━━━ Given entries ━━━

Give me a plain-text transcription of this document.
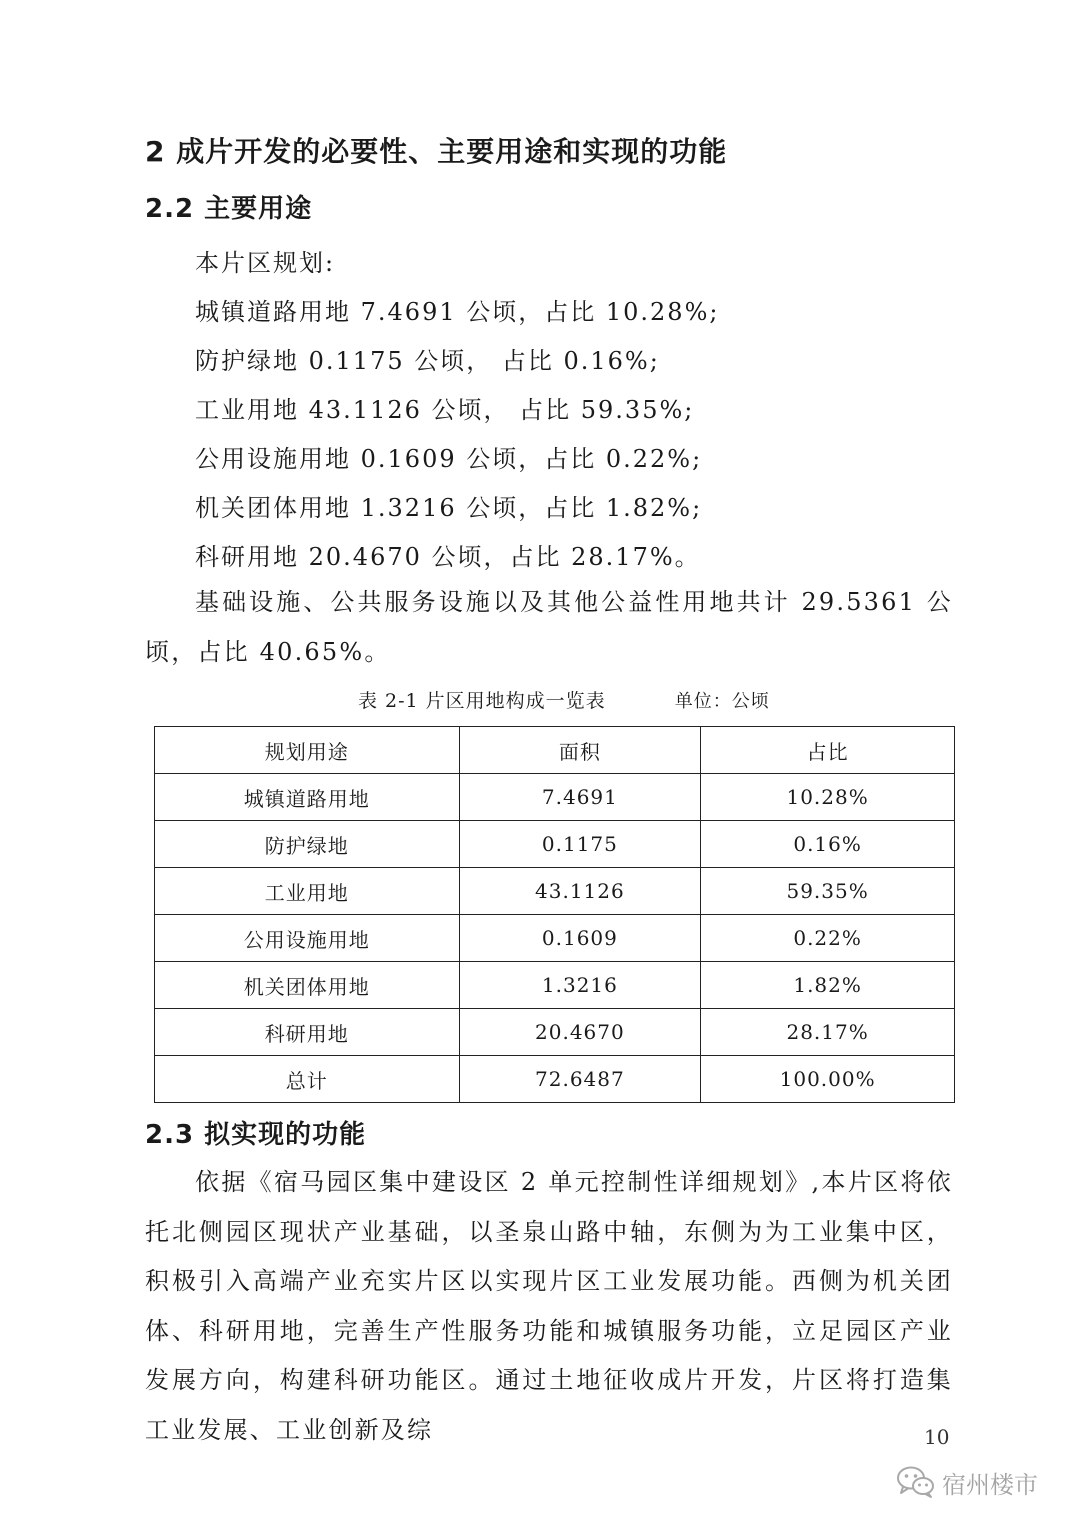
2 成片开发的必要性、主要用途和实现的功能
2.2 主要用途
本片区规划:
城镇道路用地 7.4691 公顷，占比 10.28%;
防护绿地 0.1175 公顷， 占比 0.16%;
工业用地 43.1126 公顷， 占比 59.35%;
公用设施用地 0.1609 公顷，占比 0.22%;
机关团体用地 1.3216 公顷，占比 1.82%;
科研用地 20.4670 公顷，占比 28.17%。

基础设施、公共服务设施以及其他公益性用地共计 29.5361 公顷，占比 40.65%。

表 2-1 片区用地构成一览表	单位：公顷
规划用途	面积	占比
城镇道路用地	7.4691	10.28%
防护绿地	0.1175	0.16%
工业用地	43.1126	59.35%
公用设施用地	0.1609	0.22%
机关团体用地	1.3216	1.82%
科研用地	20.4670	28.17%
总计	72.6487	100.00%
2.3 拟实现的功能

依据《宿马园区集中建设区 2 单元控制性详细规划》,本片区将依托北侧园区现状产业基础，以圣泉山路中轴，东侧为为工业集中区，积极引入高端产业充实片区以实现片区工业发展功能。西侧为机关团体、科研用地，完善生产性服务功能和城镇服务功能，立足园区产业发展方向，构建科研功能区。通过土地征收成片开发，片区将打造集工业发展、工业创新及综	10
宿州楼市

━━━

Out of the material above, select every line that holds the string "机关团体用地".

机关团体用地 1.3216 公顷，占比 1.82%;
机关团体用地	1.3216	1.82%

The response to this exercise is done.